==== Record excerpts

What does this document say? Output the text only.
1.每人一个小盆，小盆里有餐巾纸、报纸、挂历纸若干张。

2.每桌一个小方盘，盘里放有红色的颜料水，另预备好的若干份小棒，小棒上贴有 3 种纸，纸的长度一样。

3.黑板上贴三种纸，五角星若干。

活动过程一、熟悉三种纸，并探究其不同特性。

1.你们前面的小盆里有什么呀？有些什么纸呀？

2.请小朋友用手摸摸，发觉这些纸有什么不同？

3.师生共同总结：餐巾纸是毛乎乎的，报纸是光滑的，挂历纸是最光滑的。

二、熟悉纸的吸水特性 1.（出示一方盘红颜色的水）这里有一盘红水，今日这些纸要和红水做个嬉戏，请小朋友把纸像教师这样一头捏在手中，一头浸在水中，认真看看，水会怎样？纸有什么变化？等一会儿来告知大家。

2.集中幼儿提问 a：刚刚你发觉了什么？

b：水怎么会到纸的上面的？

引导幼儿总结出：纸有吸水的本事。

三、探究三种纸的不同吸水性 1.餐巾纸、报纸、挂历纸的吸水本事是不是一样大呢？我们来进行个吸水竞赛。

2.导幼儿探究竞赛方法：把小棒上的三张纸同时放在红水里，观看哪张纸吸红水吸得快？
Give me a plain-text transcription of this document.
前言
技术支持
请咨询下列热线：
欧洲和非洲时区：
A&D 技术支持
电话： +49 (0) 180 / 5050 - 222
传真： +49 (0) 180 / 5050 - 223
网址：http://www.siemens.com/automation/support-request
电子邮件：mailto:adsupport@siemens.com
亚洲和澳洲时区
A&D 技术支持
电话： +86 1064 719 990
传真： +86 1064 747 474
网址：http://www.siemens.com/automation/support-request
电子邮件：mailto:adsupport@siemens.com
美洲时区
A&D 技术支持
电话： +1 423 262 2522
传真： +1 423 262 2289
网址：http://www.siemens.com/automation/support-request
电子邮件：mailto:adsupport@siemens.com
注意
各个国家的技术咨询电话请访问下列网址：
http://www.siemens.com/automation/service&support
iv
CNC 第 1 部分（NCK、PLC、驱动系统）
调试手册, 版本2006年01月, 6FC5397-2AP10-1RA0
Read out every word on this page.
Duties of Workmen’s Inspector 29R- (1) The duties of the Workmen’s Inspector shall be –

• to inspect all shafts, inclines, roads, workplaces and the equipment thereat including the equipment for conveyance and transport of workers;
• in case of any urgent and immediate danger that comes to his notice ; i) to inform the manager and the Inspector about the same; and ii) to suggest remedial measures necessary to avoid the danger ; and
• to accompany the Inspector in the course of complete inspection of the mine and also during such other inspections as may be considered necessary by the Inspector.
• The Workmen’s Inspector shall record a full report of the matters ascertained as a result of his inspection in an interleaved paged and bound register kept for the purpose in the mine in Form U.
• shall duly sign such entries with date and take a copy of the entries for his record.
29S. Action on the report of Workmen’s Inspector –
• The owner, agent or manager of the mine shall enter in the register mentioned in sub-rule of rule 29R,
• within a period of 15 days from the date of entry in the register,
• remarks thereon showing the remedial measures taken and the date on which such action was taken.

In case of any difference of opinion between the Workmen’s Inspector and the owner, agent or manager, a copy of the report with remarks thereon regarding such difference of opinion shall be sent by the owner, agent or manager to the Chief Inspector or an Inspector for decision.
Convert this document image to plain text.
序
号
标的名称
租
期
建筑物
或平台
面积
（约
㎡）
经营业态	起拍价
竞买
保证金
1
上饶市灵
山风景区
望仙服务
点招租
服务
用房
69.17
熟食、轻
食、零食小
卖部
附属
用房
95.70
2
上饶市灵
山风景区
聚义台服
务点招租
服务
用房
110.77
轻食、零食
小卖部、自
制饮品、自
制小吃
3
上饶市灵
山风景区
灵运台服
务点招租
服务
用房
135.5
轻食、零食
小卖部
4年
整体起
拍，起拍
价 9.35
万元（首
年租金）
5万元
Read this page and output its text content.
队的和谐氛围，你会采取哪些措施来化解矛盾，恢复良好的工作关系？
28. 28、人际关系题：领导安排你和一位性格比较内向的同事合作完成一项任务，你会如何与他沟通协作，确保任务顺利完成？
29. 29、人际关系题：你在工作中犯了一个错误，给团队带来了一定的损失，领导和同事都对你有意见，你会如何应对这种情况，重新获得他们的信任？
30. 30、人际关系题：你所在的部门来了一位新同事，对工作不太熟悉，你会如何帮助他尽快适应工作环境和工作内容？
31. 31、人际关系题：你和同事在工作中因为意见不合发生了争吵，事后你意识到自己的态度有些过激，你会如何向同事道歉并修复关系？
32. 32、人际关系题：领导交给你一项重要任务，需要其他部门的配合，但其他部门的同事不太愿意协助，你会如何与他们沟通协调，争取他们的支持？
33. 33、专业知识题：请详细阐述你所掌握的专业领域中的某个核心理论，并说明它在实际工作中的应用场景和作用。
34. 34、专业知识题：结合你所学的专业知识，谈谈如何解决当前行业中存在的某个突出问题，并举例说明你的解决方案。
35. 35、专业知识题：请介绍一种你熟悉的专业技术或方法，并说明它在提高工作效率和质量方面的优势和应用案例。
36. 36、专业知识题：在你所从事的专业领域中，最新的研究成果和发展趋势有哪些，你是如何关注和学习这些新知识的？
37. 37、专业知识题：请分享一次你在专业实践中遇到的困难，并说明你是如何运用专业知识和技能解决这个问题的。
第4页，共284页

========

- [Required task] Take the lines from the one containing "Read this page and output its text content." to the last line of the material above and write them out exactly.

- [Result]
Read this page and output its text content.
队的和谐氛围，你会采取哪些措施来化解矛盾，恢复良好的工作关系？
28. 28、人际关系题：领导安排你和一位性格比较内向的同事合作完成一项任务，你会如何与他沟通协作，确保任务顺利完成？
29. 29、人际关系题：你在工作中犯了一个错误，给团队带来了一定的损失，领导和同事都对你有意见，你会如何应对这种情况，重新获得他们的信任？
30. 30、人际关系题：你所在的部门来了一位新同事，对工作不太熟悉，你会如何帮助他尽快适应工作环境和工作内容？
31. 31、人际关系题：你和同事在工作中因为意见不合发生了争吵，事后你意识到自己的态度有些过激，你会如何向同事道歉并修复关系？
32. 32、人际关系题：领导交给你一项重要任务，需要其他部门的配合，但其他部门的同事不太愿意协助，你会如何与他们沟通协调，争取他们的支持？
33. 33、专业知识题：请详细阐述你所掌握的专业领域中的某个核心理论，并说明它在实际工作中的应用场景和作用。
34. 34、专业知识题：结合你所学的专业知识，谈谈如何解决当前行业中存在的某个突出问题，并举例说明你的解决方案。
35. 35、专业知识题：请介绍一种你熟悉的专业技术或方法，并说明它在提高工作效率和质量方面的优势和应用案例。
36. 36、专业知识题：在你所从事的专业领域中，最新的研究成果和发展趋势有哪些，你是如何关注和学习这些新知识的？
37. 37、专业知识题：请分享一次你在专业实践中遇到的困难，并说明你是如何运用专业知识和技能解决这个问题的。
第4页，共284页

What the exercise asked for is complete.